TASK DETAILS
Reproduce all of the records exactly.

DATA LINES
- - - -
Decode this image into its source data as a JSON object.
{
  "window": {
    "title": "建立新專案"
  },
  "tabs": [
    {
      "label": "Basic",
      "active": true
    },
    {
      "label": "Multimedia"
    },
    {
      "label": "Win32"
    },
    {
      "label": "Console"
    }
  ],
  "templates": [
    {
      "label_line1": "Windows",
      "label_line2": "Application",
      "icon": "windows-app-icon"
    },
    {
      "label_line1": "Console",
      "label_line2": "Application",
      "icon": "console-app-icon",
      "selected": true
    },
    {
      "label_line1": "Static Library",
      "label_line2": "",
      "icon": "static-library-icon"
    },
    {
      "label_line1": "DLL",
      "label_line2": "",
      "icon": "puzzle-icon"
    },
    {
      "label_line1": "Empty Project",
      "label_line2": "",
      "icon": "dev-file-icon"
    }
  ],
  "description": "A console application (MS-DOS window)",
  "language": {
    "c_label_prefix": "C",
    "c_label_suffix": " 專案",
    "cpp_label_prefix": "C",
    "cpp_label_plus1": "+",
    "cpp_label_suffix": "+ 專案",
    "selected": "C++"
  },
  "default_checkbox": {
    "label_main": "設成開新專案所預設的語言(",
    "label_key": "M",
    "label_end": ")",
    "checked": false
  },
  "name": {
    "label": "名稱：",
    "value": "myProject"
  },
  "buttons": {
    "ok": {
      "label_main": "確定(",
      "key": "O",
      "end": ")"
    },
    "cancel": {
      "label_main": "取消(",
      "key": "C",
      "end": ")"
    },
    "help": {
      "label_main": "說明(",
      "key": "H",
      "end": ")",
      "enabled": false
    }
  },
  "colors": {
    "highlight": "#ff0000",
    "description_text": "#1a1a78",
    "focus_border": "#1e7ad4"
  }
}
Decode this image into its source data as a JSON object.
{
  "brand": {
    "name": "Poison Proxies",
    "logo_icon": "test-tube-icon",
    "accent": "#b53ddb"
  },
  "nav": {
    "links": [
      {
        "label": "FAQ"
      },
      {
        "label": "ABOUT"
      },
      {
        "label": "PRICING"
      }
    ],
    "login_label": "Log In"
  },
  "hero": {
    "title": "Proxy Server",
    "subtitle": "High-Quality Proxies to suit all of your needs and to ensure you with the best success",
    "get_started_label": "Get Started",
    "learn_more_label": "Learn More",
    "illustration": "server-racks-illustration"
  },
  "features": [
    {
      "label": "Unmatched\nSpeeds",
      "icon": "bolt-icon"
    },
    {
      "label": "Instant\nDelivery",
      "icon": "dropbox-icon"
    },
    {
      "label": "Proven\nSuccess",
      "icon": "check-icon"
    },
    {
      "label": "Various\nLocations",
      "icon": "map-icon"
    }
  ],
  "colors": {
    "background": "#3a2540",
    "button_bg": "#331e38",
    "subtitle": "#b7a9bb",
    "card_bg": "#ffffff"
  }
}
- - - -
EXPECTED ANSWER
Decode this image into its source data as a JSON object.
{
  "window": {
    "title": "建立新專案"
  },
  "tabs": [
    {
      "label": "Basic",
      "active": true
    },
    {
      "label": "Multimedia"
    },
    {
      "label": "Win32"
    },
    {
      "label": "Console"
    }
  ],
  "templates": [
    {
      "label_line1": "Windows",
      "label_line2": "Application",
      "icon": "windows-app-icon"
    },
    {
      "label_line1": "Console",
      "label_line2": "Application",
      "icon": "console-app-icon",
      "selected": true
    },
    {
      "label_line1": "Static Library",
      "label_line2": "",
      "icon": "static-library-icon"
    },
    {
      "label_line1": "DLL",
      "label_line2": "",
      "icon": "puzzle-icon"
    },
    {
      "label_line1": "Empty Project",
      "label_line2": "",
      "icon": "dev-file-icon"
    }
  ],
  "description": "A console application (MS-DOS window)",
  "language": {
    "c_label_prefix": "C",
    "c_label_suffix": " 專案",
    "cpp_label_prefix": "C",
    "cpp_label_plus1": "+",
    "cpp_label_suffix": "+ 專案",
    "selected": "C++"
  },
  "default_checkbox": {
    "label_main": "設成開新專案所預設的語言(",
    "label_key": "M",
    "label_end": ")",
    "checked": false
  },
  "name": {
    "label": "名稱：",
    "value": "myProject"
  },
  "buttons": {
    "ok": {
      "label_main": "確定(",
      "key": "O",
      "end": ")"
    },
    "cancel": {
      "label_main": "取消(",
      "key": "C",
      "end": ")"
    },
    "help": {
      "label_main": "說明(",
      "key": "H",
      "end": ")",
      "enabled": false
    }
  },
  "colors": {
    "highlight": "#ff0000",
    "description_text": "#1a1a78",
    "focus_border": "#1e7ad4"
  }
}
Decode this image into its source data as a JSON object.
{
  "brand": {
    "name": "Poison Proxies",
    "logo_icon": "test-tube-icon",
    "accent": "#b53ddb"
  },
  "nav": {
    "links": [
      {
        "label": "FAQ"
      },
      {
        "label": "ABOUT"
      },
      {
        "label": "PRICING"
      }
    ],
    "login_label": "Log In"
  },
  "hero": {
    "title": "Proxy Server",
    "subtitle": "High-Quality Proxies to suit all of your needs and to ensure you with the best success",
    "get_started_label": "Get Started",
    "learn_more_label": "Learn More",
    "illustration": "server-racks-illustration"
  },
  "features": [
    {
      "label": "Unmatched\nSpeeds",
      "icon": "bolt-icon"
    },
    {
      "label": "Instant\nDelivery",
      "icon": "dropbox-icon"
    },
    {
      "label": "Proven\nSuccess",
      "icon": "check-icon"
    },
    {
      "label": "Various\nLocations",
      "icon": "map-icon"
    }
  ],
  "colors": {
    "background": "#3a2540",
    "button_bg": "#331e38",
    "subtitle": "#b7a9bb",
    "card_bg": "#ffffff"
  }
}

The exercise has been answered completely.